__Stated exercise__.
Rewrite the lines beginning with the one containing "question-number: 1.: [69, 904, 81, 921]" and ending with the one containing "question-1-options: [69, 938, 691, 958]" as a numbered list, leaving out any blank lines.

***** Given entries *****

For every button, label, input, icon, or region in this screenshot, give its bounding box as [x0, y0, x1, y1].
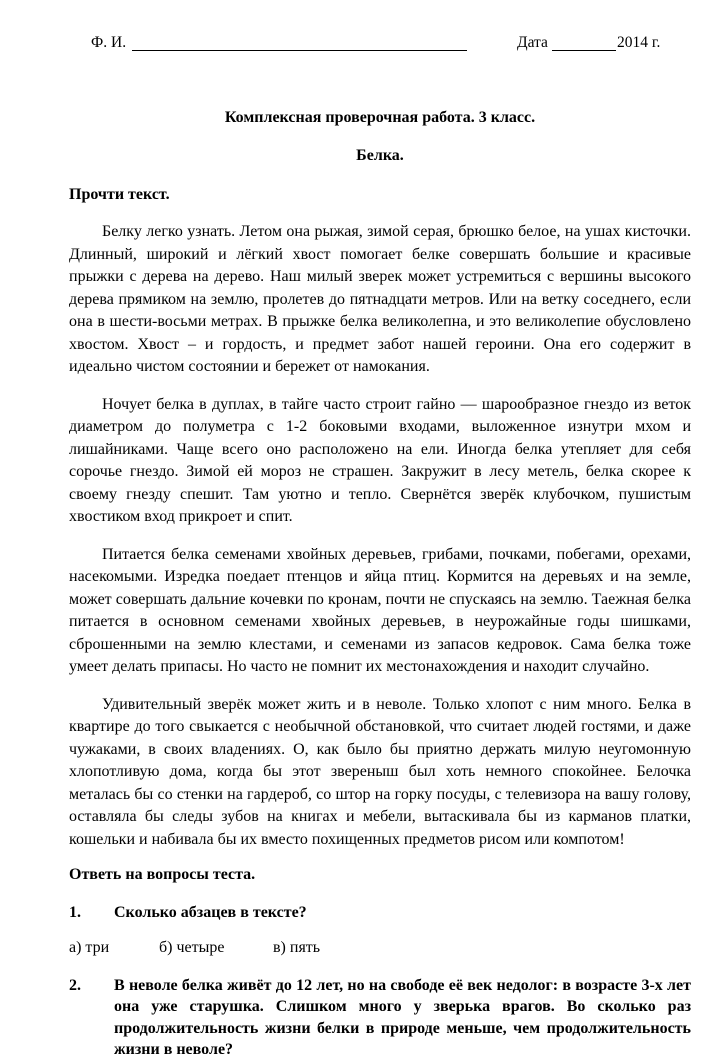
question-number: 1.: [69, 904, 81, 921]
date-label: Дата: [517, 34, 548, 51]
paragraph-2: Ночует белка в дуплах, в тайге часто строит гайно — шарообразное гнездо из веток диаметром до полуметра с 1-2 боковыми входами, выложенное изнутри мхом и лишайниками. Чаще всего оно расположено на ели. Иногда белка утепляет для себя сорочье гнездо. Зимой ей мороз не страшен. Закружит в лесу метель, белка скорее к своему гнезду спешит. Там уютно и тепло. Свернётся зверёк клубочком, пушистым хвостиком вход прикроет и спит.: [69, 395, 691, 525]
reading-instruction: Прочти текст.: [69, 186, 170, 203]
paragraph-3: Питается белка семенами хвойных деревьев, грибами, почками, побегами, орехами, насекомыми. Изредка поедает птенцов и яйца птиц. Кормится на деревьях и на земле, может совершать дальние кочевки по кронам, почти не спускаясь на землю. Таежная белка питается в основном семенами хвойных деревьев, в неурожайные годы шишками, сброшенными на землю клестами, и семенами из запасов кедровок. Сама белка тоже умеет делать припасы. Но часто не помнит их местонахождения и находит случайно.: [69, 545, 691, 675]
date-year: 2014 г.: [617, 34, 661, 51]
worksheet-page: [69, 30, 691, 1061]
question-text: В неволе белка живёт до 12 лет, но на свободе её век недолог: в возрасте 3-х лет она уже старушка. Слишком много у зверька врагов. Во сколько раз продолжительность жизни белки в природе меньше, чем продолжительность жизни в неволе?: [114, 976, 691, 1058]
option-b[interactable]: б) четыре: [159, 938, 225, 956]
date-blank-line[interactable]: [552, 50, 616, 51]
test-heading: Ответь на вопросы теста.: [69, 866, 256, 883]
question-1: [69, 902, 691, 924]
option-c[interactable]: в) пять: [273, 938, 321, 956]
worksheet-title: Комплексная проверочная работа. 3 класс.: [224, 109, 536, 126]
question-2: [69, 975, 691, 1061]
text-title: Белка.: [356, 147, 404, 164]
option-a[interactable]: а) три: [69, 938, 110, 956]
question-1-options: [69, 938, 691, 958]
paragraph-1: Белку легко узнать. Летом она рыжая, зимой серая, брюшко белое, на ушах кисточки. Длинный, широкий и лёгкий хвост помогает белке совершать большие и красивые прыжки с дерева на дерево. Наш милый зверек может устремиться с вершины высокого дерева прямиком на землю, пролетев до пятнадцати метров. Или на ветку соседнего, если она в шести-восьми метрах. В прыжке белка великолепна, и это великолепие обусловлено хвостом. Хвост – и гордость, и предмет забот нашей героини. Она его содержит в идеально чистом состоянии и бережет от намокания.: [69, 223, 691, 375]
paragraph-4: Удивительный зверёк может жить и в неволе. Только хлопот с ним много. Белка в квартире до того свыкается с необычной обстановкой, что считает людей гостями, и даже чужаками, в своих владениях. О, как было бы приятно держать милую неугомонную хлопотливую дома, когда бы этот звереныш был хоть немного спокойнее. Белочка металась бы со стенки на гардероб, со штор на горку посуды, с телевизора на вашу голову, оставляла бы следы зубов на книгах и мебели, вытаскивала бы из карманов платки, кошельки и набивала бы их вместо похищенных предметов рисом или компотом!: [69, 695, 691, 848]
question-text: Сколько абзацев в тексте?: [114, 904, 307, 921]
name-label: Ф. И.: [91, 34, 127, 51]
name-blank-line[interactable]: [132, 50, 467, 51]
header-line: [69, 30, 691, 56]
question-number: 2.: [69, 976, 81, 994]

*****

__Full solution__.
1. question-number: 1.: [69, 904, 81, 921]
2. date-label: Дата: [517, 34, 548, 51]
3. paragraph-2: Ночует белка в дуплах, в тайге часто строит гайно — шарообразное гнездо из веток диаметром до полуметра с 1-2 боковыми входами, выложенное изнутри мхом и лишайниками. Чаще всего оно расположено на ели. Иногда белка утепляет для себя сорочье гнездо. Зимой ей мороз не страшен. Закружит в лесу метель, белка скорее к своему гнезду спешит. Там уютно и тепло. Свернётся зверёк клубочком, пушистым хвостиком вход прикроет и спит.: [69, 395, 691, 525]
4. reading-instruction: Прочти текст.: [69, 186, 170, 203]
5. paragraph-3: Питается белка семенами хвойных деревьев, грибами, почками, побегами, орехами, насекомыми. Изредка поедает птенцов и яйца птиц. Кормится на деревьях и на земле, может совершать дальние кочевки по кронам, почти не спускаясь на землю. Таежная белка питается в основном семенами хвойных деревьев, в неурожайные годы шишками, сброшенными на землю клестами, и семенами из запасов кедровок. Сама белка тоже умеет делать припасы. Но часто не помнит их местонахождения и находит случайно.: [69, 545, 691, 675]
6. date-year: 2014 г.: [617, 34, 661, 51]
7. worksheet-page: [69, 30, 691, 1061]
8. question-text: В неволе белка живёт до 12 лет, но на свободе её век недолог: в возрасте 3-х лет она уже старушка. Слишком много у зверька врагов. Во сколько раз продолжительность жизни белки в природе меньше, чем продолжительность жизни в неволе?: [114, 976, 691, 1058]
9. option-b[interactable]: б) четыре: [159, 938, 225, 956]
10. date-blank-line[interactable]: [552, 50, 616, 51]
11. test-heading: Ответь на вопросы теста.: [69, 866, 256, 883]
12. question-1: [69, 902, 691, 924]
13. option-c[interactable]: в) пять: [273, 938, 321, 956]
14. worksheet-title: Комплексная проверочная работа. 3 класс.: [224, 109, 536, 126]
15. question-2: [69, 975, 691, 1061]
16. text-title: Белка.: [356, 147, 404, 164]
17. option-a[interactable]: а) три: [69, 938, 110, 956]
18. question-1-options: [69, 938, 691, 958]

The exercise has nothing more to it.